> The request
Without including any pictures, write out the listing below exactly.

+++

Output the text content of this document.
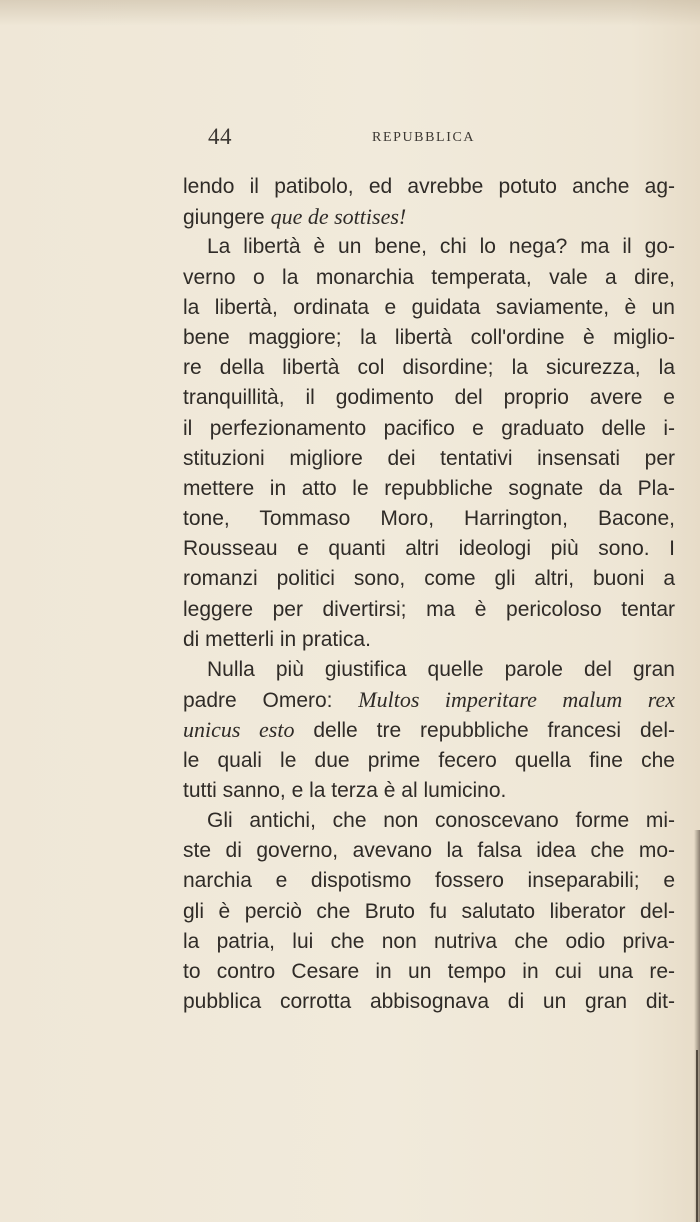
44	REPUBBLICA
lendo il patibolo, ed avrebbe potuto anche ag-
giungere que de sottises!
La libertà è un bene, chi lo nega? ma il go-
verno o la monarchia temperata, vale a dire,
la libertà, ordinata e guidata saviamente, è un
bene maggiore; la libertà coll'ordine è miglio-
re della libertà col disordine; la sicurezza, la
tranquillità, il godimento del proprio avere e
il perfezionamento pacifico e graduato delle i-
stituzioni migliore dei tentativi insensati per
mettere in atto le repubbliche sognate da Pla-
tone, Tommaso Moro, Harrington, Bacone,
Rousseau e quanti altri ideologi più sono. I
romanzi politici sono, come gli altri, buoni a
leggere per divertirsi; ma è pericoloso tentar
di metterli in pratica.
Nulla più giustifica quelle parole del gran
padre Omero: Multos imperitare malum rex
unicus esto delle tre repubbliche francesi del-
le quali le due prime fecero quella fine che
tutti sanno, e la terza è al lumicino.
Gli antichi, che non conoscevano forme mi-
ste di governo, avevano la falsa idea che mo-
narchia e dispotismo fossero inseparabili; e
gli è perciò che Bruto fu salutato liberator del-
la patria, lui che non nutriva che odio priva-
to contro Cesare in un tempo in cui una re-
pubblica corrotta abbisognava di un gran dit-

+++

> Task response
Output the text content of this document.
44	REPUBBLICA
lendo il patibolo, ed avrebbe potuto anche ag-
giungere que de sottises!
La libertà è un bene, chi lo nega? ma il go-
verno o la monarchia temperata, vale a dire,
la libertà, ordinata e guidata saviamente, è un
bene maggiore; la libertà coll'ordine è miglio-
re della libertà col disordine; la sicurezza, la
tranquillità, il godimento del proprio avere e
il perfezionamento pacifico e graduato delle i-
stituzioni migliore dei tentativi insensati per
mettere in atto le repubbliche sognate da Pla-
tone, Tommaso Moro, Harrington, Bacone,
Rousseau e quanti altri ideologi più sono. I
romanzi politici sono, come gli altri, buoni a
leggere per divertirsi; ma è pericoloso tentar
di metterli in pratica.
Nulla più giustifica quelle parole del gran
padre Omero: Multos imperitare malum rex
unicus esto delle tre repubbliche francesi del-
le quali le due prime fecero quella fine che
tutti sanno, e la terza è al lumicino.
Gli antichi, che non conoscevano forme mi-
ste di governo, avevano la falsa idea che mo-
narchia e dispotismo fossero inseparabili; e
gli è perciò che Bruto fu salutato liberator del-
la patria, lui che non nutriva che odio priva-
to contro Cesare in un tempo in cui una re-
pubblica corrotta abbisognava di un gran dit-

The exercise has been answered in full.